- _Your instructions_
Search the entries for the word "wordmark" and pull out each line that has it.

- _Recorded information_
————————

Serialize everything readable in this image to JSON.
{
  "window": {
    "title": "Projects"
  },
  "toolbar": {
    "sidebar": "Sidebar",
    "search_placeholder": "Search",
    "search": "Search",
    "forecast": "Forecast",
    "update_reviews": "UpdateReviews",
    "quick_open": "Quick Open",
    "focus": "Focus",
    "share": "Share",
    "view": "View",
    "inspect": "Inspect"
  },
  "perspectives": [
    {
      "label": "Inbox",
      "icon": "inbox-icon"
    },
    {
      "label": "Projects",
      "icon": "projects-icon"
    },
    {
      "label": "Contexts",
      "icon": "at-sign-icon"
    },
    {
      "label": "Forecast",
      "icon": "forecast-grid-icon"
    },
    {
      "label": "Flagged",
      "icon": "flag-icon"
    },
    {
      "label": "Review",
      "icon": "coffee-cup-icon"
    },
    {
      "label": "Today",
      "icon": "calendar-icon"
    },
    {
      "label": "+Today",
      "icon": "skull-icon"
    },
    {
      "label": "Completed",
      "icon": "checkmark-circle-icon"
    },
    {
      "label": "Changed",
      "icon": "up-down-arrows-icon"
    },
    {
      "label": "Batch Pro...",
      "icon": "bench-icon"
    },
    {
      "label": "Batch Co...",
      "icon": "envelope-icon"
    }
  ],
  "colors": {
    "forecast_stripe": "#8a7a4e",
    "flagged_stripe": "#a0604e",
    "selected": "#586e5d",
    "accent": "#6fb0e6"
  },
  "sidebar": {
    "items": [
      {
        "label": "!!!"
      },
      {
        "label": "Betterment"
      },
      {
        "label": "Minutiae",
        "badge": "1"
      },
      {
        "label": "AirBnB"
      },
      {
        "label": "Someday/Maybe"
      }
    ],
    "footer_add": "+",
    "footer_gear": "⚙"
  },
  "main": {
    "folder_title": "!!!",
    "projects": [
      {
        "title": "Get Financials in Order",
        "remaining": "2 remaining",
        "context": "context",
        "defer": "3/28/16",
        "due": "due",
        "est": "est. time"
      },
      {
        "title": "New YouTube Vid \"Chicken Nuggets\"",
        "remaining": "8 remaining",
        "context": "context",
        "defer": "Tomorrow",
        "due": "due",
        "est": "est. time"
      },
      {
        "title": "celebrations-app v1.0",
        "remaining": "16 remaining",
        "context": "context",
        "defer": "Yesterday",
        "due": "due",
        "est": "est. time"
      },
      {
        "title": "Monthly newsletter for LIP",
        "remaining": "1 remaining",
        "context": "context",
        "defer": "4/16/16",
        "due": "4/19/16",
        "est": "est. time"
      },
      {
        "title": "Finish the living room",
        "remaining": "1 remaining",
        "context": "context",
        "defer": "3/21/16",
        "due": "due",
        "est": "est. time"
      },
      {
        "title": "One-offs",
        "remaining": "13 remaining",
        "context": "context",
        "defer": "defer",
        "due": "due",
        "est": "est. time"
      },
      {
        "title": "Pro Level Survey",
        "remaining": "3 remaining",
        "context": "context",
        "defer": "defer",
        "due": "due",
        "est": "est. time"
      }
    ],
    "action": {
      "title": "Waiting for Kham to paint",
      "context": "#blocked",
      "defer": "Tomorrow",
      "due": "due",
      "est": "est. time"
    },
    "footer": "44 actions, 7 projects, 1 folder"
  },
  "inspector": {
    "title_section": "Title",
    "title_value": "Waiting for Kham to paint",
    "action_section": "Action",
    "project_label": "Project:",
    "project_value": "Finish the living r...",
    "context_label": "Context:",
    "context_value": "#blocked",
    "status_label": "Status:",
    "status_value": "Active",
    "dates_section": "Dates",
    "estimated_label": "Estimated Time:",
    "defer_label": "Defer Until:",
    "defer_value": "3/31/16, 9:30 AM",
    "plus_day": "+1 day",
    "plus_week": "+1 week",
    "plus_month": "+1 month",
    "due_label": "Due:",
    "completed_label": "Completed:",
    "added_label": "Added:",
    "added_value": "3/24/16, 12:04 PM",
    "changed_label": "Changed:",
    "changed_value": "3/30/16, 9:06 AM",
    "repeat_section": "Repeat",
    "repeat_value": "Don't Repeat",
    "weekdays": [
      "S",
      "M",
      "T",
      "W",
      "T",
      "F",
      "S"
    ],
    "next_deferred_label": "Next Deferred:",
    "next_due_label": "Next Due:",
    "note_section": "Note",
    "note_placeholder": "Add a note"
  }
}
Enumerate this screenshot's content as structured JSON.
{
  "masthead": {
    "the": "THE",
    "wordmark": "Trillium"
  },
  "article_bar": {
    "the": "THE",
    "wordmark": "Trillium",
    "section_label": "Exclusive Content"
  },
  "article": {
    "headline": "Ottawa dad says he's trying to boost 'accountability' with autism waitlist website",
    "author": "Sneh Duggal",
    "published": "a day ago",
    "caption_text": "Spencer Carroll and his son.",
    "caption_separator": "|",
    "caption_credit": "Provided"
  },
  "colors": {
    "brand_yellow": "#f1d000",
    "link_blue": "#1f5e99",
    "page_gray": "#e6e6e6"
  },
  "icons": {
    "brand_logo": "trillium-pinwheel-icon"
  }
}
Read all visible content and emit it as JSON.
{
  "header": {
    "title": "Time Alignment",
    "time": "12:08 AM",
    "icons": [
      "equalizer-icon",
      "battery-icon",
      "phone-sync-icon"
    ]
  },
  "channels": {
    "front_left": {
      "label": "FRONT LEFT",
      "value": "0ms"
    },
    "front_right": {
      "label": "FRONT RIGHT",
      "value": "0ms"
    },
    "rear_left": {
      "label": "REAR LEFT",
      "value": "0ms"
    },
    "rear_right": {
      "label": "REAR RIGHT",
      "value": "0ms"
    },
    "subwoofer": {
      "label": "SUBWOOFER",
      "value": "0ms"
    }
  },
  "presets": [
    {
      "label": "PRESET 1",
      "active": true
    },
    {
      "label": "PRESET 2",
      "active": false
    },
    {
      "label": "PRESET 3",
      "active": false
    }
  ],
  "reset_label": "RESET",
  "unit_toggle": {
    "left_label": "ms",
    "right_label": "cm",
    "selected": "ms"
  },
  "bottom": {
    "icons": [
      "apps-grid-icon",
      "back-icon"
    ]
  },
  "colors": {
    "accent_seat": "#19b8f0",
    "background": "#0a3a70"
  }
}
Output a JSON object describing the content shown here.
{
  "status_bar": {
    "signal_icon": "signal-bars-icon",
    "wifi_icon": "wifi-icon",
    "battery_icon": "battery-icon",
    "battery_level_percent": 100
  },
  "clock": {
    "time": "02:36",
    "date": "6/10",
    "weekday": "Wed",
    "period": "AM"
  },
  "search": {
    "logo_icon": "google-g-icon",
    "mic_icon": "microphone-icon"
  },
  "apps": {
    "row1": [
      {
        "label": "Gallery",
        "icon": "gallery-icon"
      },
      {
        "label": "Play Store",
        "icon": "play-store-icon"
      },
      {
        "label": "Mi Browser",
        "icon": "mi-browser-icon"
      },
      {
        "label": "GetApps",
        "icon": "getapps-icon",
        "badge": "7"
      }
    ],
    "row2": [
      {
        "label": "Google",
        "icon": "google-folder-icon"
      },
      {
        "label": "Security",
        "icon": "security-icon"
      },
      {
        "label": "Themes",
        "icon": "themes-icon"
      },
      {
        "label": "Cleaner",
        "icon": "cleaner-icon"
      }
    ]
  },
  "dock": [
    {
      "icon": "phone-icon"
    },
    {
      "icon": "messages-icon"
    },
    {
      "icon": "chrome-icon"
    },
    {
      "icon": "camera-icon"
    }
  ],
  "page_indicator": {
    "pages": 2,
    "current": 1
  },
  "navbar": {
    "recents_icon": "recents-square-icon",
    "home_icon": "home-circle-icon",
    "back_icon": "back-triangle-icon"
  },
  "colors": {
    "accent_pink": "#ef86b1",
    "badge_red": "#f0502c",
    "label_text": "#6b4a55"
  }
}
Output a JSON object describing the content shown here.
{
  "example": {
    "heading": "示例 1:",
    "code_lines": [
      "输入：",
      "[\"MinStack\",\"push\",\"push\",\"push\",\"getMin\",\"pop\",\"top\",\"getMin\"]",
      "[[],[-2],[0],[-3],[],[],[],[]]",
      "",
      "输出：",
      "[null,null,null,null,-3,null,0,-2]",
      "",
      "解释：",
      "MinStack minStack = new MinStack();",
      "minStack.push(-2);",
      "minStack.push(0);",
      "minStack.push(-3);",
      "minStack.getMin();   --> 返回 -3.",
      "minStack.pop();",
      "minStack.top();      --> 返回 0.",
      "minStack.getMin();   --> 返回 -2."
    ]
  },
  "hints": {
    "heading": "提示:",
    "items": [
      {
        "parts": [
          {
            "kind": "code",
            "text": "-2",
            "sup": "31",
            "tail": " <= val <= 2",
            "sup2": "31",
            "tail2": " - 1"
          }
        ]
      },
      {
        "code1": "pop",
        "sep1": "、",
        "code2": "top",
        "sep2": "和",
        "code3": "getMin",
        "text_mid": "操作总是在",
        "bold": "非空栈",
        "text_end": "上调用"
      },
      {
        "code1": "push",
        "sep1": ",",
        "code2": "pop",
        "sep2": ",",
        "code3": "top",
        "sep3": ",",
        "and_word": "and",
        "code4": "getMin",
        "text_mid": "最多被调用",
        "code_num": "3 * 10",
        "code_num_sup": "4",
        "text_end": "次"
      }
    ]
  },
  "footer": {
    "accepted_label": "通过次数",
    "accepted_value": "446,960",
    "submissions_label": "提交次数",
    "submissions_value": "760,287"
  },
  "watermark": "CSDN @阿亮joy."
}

————————

- _Written solution_
    "wordmark": "Trillium"
    "wordmark": "Trillium",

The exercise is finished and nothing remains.